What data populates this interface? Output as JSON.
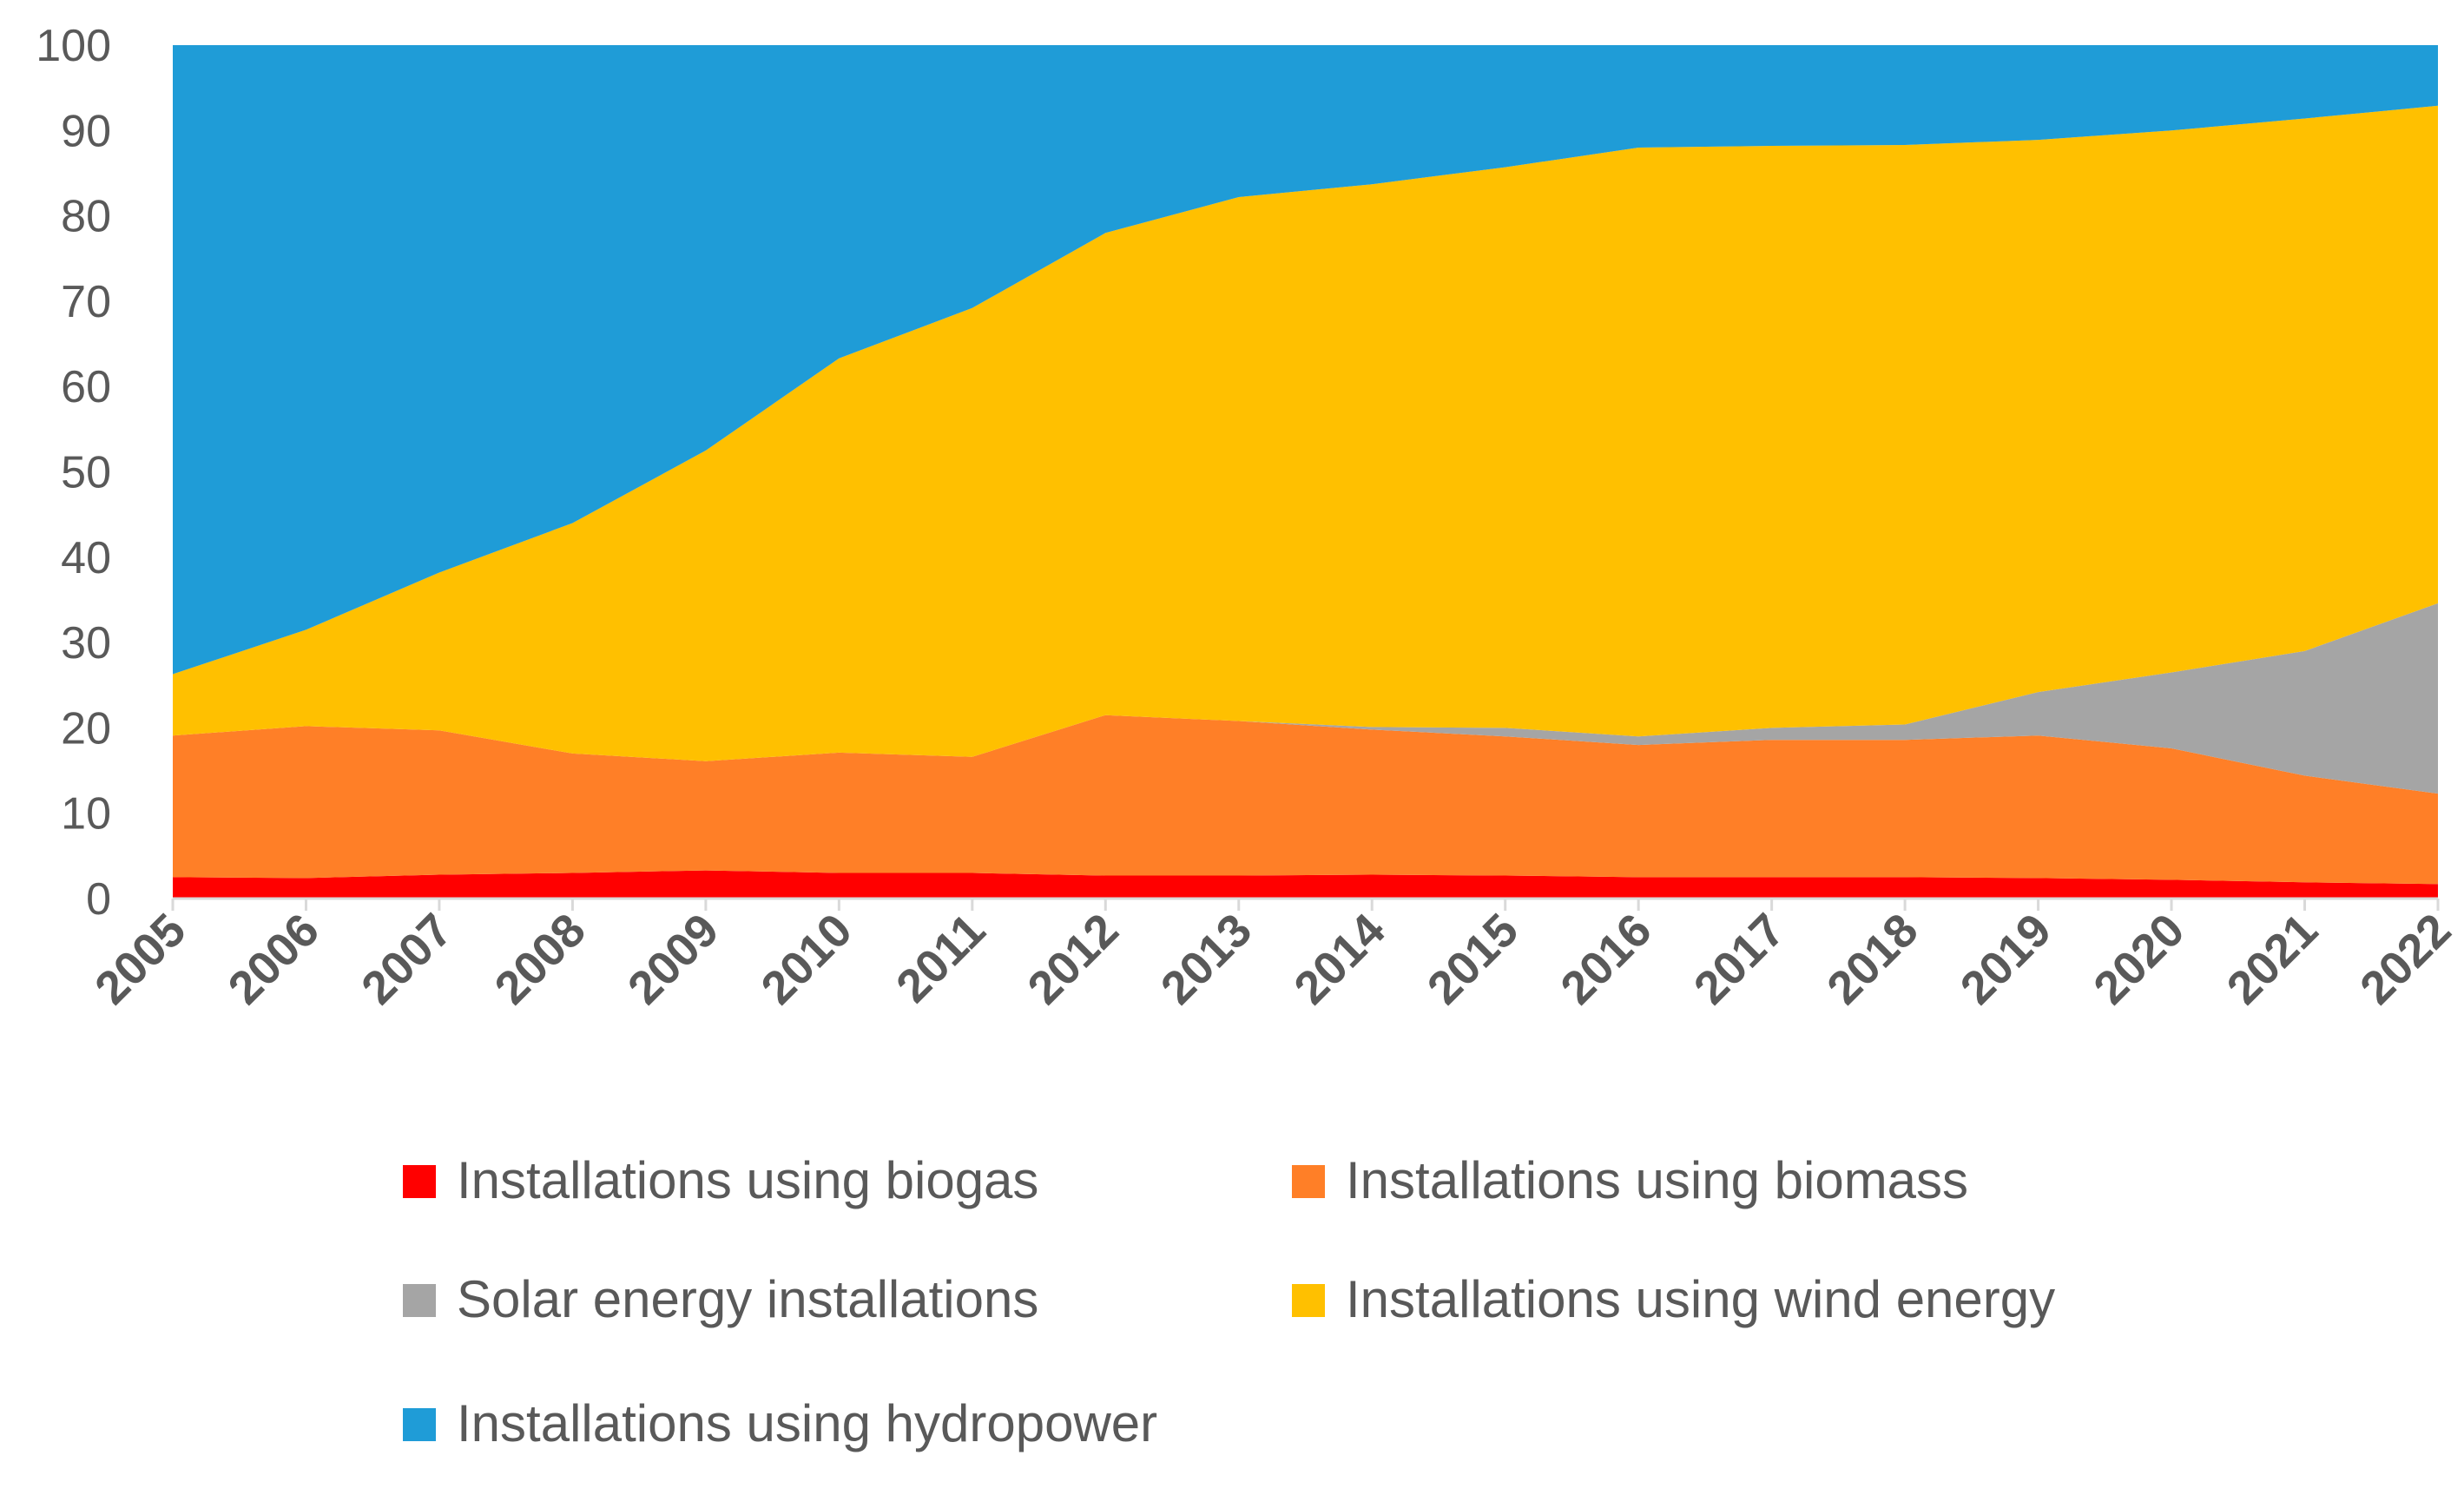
{
  "chart_data": {
    "type": "area",
    "stacked": true,
    "title": "",
    "xlabel": "",
    "ylabel": "",
    "ylim": [
      0,
      100
    ],
    "yticks": [
      "0",
      "10",
      "20",
      "30",
      "40",
      "50",
      "60",
      "70",
      "80",
      "90",
      "100"
    ],
    "x": [
      "2005",
      "2006",
      "2007",
      "2008",
      "2009",
      "2010",
      "2011",
      "2012",
      "2013",
      "2014",
      "2015",
      "2016",
      "2017",
      "2018",
      "2019",
      "2020",
      "2021",
      "2022"
    ],
    "grid": false,
    "legend_position": "bottom",
    "series": [
      {
        "name": "Installations using biogas",
        "color": "#ff0000",
        "values": [
          2.5,
          2.4,
          2.8,
          3.0,
          3.3,
          3.0,
          3.0,
          2.7,
          2.7,
          2.8,
          2.7,
          2.5,
          2.5,
          2.5,
          2.4,
          2.2,
          1.9,
          1.7
        ]
      },
      {
        "name": "Installations using biomass",
        "color": "#ff7f27",
        "values": [
          16.6,
          17.8,
          16.9,
          14.0,
          12.8,
          14.1,
          13.6,
          18.8,
          18.1,
          17.0,
          16.3,
          15.5,
          16.1,
          16.1,
          16.7,
          15.4,
          12.5,
          10.6
        ]
      },
      {
        "name": "Solar energy installations",
        "color": "#a5a5a5",
        "values": [
          0.0,
          0.0,
          0.0,
          0.0,
          0.0,
          0.0,
          0.0,
          0.0,
          0.0,
          0.3,
          1.0,
          1.0,
          1.4,
          1.8,
          5.1,
          8.9,
          14.6,
          22.3
        ]
      },
      {
        "name": "Installations using wind energy",
        "color": "#ffc000",
        "values": [
          7.2,
          11.3,
          18.5,
          27.0,
          36.4,
          46.2,
          52.6,
          56.5,
          61.4,
          63.6,
          65.7,
          69.0,
          68.2,
          67.9,
          64.7,
          63.5,
          62.4,
          58.3
        ]
      },
      {
        "name": "Installations using hydropower",
        "color": "#1f9cd7",
        "values": [
          73.7,
          68.5,
          61.8,
          56.0,
          47.5,
          36.7,
          30.8,
          22.0,
          17.8,
          16.3,
          14.3,
          12.0,
          11.8,
          11.7,
          11.1,
          10.0,
          8.6,
          7.1
        ]
      }
    ]
  }
}
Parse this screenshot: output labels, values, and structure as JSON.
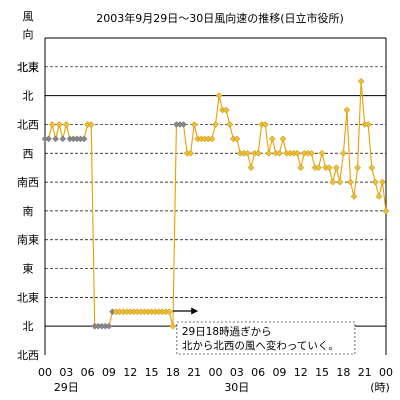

= = = =

Omit the pictures and restate the rest of the records verbatim.

What data populates this interface? Output as JSON.
{
  "chart_data": {
    "type": "area",
    "stacked": true,
    "title": "",
    "xlabel": "",
    "ylabel": "",
    "ylim": [
      0,
      100
    ],
    "yticks": [
      "0",
      "10",
      "20",
      "30",
      "40",
      "50",
      "60",
      "70",
      "80",
      "90",
      "100"
    ],
    "x": [
      "2005",
      "2006",
      "2007",
      "2008",
      "2009",
      "2010",
      "2011",
      "2012",
      "2013",
      "2014",
      "2015",
      "2016",
      "2017",
      "2018",
      "2019",
      "2020",
      "2021",
      "2022"
    ],
    "grid": false,
    "legend_position": "bottom",
    "series": [
      {
        "name": "Installations using biogas",
        "color": "#ff0000",
        "values": [
          2.5,
          2.4,
          2.8,
          3.0,
          3.3,
          3.0,
          3.0,
          2.7,
          2.7,
          2.8,
          2.7,
          2.5,
          2.5,
          2.5,
          2.4,
          2.2,
          1.9,
          1.7
        ]
      },
      {
        "name": "Installations using biomass",
        "color": "#ff7f27",
        "values": [
          16.6,
          17.8,
          16.9,
          14.0,
          12.8,
          14.1,
          13.6,
          18.8,
          18.1,
          17.0,
          16.3,
          15.5,
          16.1,
          16.1,
          16.7,
          15.4,
          12.5,
          10.6
        ]
      },
      {
        "name": "Solar energy installations",
        "color": "#a5a5a5",
        "values": [
          0.0,
          0.0,
          0.0,
          0.0,
          0.0,
          0.0,
          0.0,
          0.0,
          0.0,
          0.3,
          1.0,
          1.0,
          1.4,
          1.8,
          5.1,
          8.9,
          14.6,
          22.3
        ]
      },
      {
        "name": "Installations using wind energy",
        "color": "#ffc000",
        "values": [
          7.2,
          11.3,
          18.5,
          27.0,
          36.4,
          46.2,
          52.6,
          56.5,
          61.4,
          63.6,
          65.7,
          69.0,
          68.2,
          67.9,
          64.7,
          63.5,
          62.4,
          58.3
        ]
      },
      {
        "name": "Installations using hydropower",
        "color": "#1f9cd7",
        "values": [
          73.7,
          68.5,
          61.8,
          56.0,
          47.5,
          36.7,
          30.8,
          22.0,
          17.8,
          16.3,
          14.3,
          12.0,
          11.8,
          11.7,
          11.1,
          10.0,
          8.6,
          7.1
        ]
      }
    ]
  }
}
Parse this screenshot: output labels, values, and structure as JSON.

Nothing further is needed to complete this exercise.